**Input data**

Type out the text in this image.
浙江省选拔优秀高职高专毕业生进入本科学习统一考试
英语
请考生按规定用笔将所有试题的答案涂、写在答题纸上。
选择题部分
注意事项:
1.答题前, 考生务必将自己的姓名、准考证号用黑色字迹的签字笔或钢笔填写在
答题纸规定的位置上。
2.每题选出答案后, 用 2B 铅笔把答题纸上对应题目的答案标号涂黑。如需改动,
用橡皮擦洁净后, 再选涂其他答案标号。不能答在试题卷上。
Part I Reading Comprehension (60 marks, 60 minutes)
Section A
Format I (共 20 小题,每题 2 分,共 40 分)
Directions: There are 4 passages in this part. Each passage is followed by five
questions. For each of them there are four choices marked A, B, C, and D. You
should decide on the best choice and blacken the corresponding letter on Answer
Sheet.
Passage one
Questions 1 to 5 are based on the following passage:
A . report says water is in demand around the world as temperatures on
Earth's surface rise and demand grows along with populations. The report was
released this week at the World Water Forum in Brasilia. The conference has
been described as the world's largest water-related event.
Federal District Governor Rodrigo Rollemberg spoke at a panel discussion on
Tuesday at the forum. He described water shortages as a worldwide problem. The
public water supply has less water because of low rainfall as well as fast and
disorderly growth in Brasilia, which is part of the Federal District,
--
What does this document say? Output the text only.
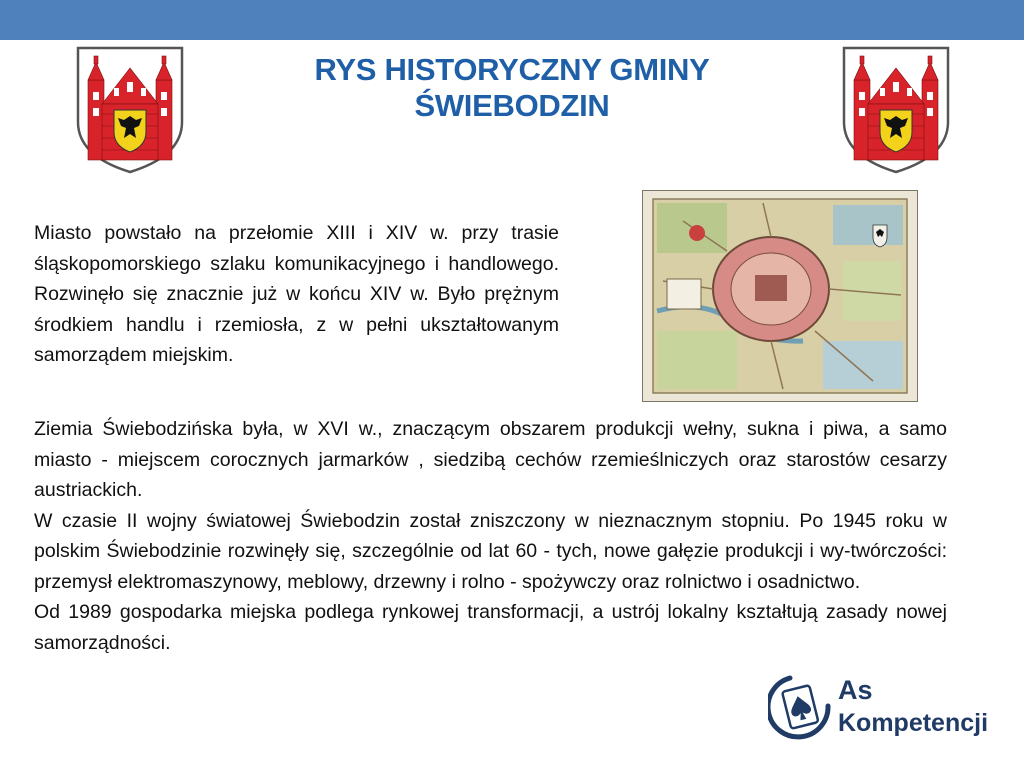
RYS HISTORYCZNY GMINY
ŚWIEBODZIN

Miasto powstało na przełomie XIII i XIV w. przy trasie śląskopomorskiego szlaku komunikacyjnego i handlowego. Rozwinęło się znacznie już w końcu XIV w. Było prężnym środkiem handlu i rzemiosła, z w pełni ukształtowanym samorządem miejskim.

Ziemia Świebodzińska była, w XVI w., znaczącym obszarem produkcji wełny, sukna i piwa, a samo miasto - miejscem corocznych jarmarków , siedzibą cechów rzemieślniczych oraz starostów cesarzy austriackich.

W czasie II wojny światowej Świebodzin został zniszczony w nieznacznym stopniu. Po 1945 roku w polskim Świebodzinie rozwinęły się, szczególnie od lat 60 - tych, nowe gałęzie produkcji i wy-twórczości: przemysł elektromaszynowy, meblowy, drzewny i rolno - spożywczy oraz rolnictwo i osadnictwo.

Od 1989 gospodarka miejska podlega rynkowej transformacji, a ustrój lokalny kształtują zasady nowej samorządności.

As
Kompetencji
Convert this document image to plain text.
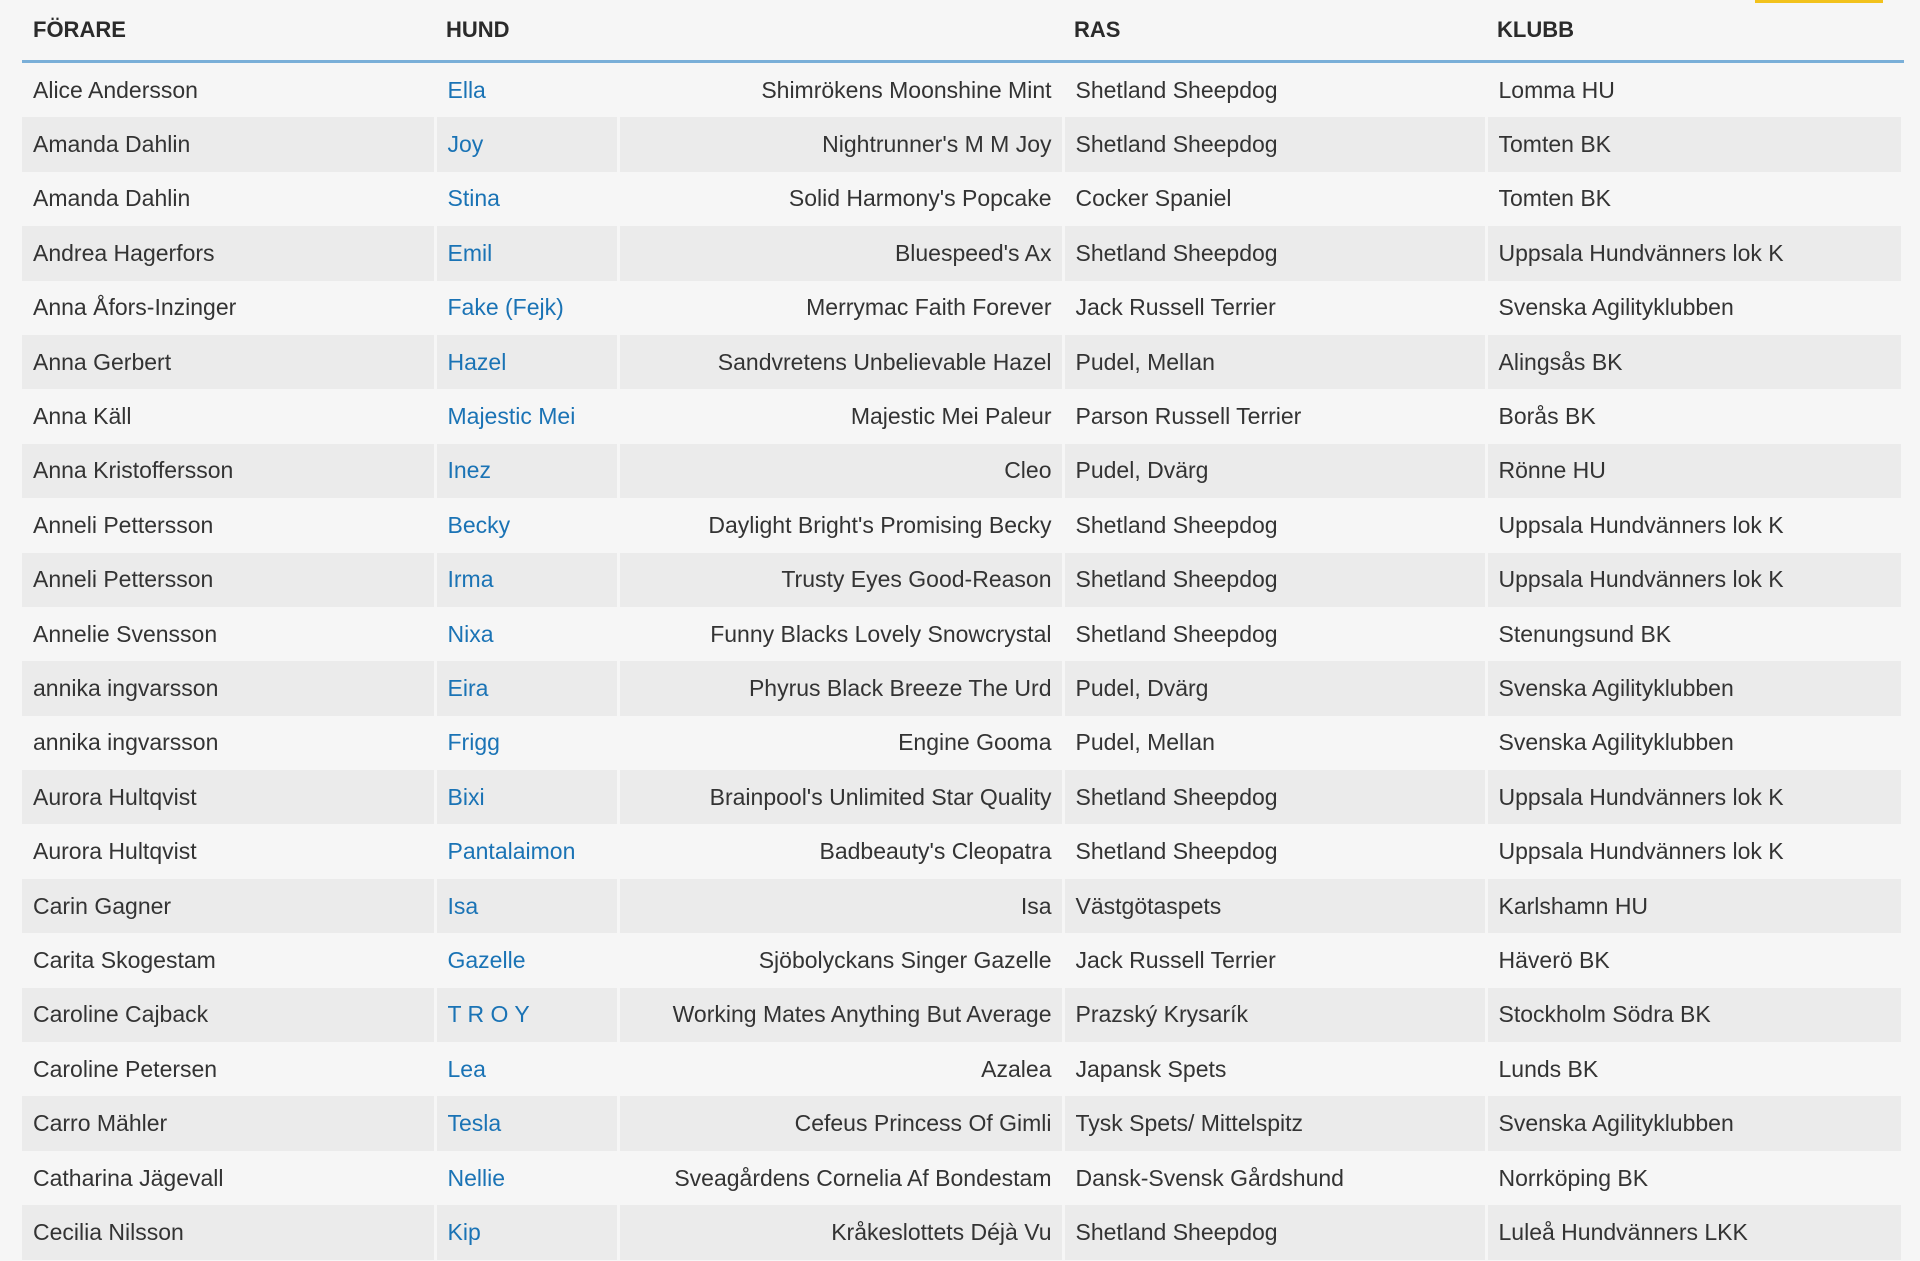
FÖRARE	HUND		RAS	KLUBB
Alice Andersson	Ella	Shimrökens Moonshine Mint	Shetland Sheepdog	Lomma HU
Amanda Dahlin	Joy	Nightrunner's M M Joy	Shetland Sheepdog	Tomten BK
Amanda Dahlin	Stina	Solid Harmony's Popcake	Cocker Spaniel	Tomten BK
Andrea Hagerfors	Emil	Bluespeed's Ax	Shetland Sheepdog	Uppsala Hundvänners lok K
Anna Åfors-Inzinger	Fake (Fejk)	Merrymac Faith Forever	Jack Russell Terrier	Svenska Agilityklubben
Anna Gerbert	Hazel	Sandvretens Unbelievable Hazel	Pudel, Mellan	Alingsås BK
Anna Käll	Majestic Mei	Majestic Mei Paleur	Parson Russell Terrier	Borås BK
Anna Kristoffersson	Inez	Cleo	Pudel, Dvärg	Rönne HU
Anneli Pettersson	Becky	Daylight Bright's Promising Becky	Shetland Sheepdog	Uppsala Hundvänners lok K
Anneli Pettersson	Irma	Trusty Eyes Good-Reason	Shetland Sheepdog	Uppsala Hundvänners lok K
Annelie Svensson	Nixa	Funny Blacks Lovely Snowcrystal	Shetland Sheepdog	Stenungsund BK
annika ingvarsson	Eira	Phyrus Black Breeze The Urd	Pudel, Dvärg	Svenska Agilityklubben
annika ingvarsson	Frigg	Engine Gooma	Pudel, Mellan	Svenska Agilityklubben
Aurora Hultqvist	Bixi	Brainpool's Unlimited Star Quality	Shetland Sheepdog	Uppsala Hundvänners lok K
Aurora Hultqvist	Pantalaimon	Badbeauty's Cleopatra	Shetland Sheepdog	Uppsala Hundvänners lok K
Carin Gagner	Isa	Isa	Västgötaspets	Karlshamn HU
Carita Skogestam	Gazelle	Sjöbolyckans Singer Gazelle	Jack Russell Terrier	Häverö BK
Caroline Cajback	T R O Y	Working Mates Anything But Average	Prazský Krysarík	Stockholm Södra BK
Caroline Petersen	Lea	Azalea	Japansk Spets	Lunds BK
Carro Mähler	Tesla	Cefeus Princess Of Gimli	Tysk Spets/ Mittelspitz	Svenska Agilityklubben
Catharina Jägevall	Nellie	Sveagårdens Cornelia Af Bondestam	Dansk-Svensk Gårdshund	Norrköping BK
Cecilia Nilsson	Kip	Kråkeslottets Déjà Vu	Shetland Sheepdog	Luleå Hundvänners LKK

**Instructions to follow**
Collect every line above that contains the word "Shetland".

**Full output**
Alice Andersson	Ella	Shimrökens Moonshine Mint	Shetland Sheepdog	Lomma HU
Amanda Dahlin	Joy	Nightrunner's M M Joy	Shetland Sheepdog	Tomten BK
Andrea Hagerfors	Emil	Bluespeed's Ax	Shetland Sheepdog	Uppsala Hundvänners lok K
Anneli Pettersson	Becky	Daylight Bright's Promising Becky	Shetland Sheepdog	Uppsala Hundvänners lok K
Anneli Pettersson	Irma	Trusty Eyes Good-Reason	Shetland Sheepdog	Uppsala Hundvänners lok K
Annelie Svensson	Nixa	Funny Blacks Lovely Snowcrystal	Shetland Sheepdog	Stenungsund BK
Aurora Hultqvist	Bixi	Brainpool's Unlimited Star Quality	Shetland Sheepdog	Uppsala Hundvänners lok K
Aurora Hultqvist	Pantalaimon	Badbeauty's Cleopatra	Shetland Sheepdog	Uppsala Hundvänners lok K
Cecilia Nilsson	Kip	Kråkeslottets Déjà Vu	Shetland Sheepdog	Luleå Hundvänners LKK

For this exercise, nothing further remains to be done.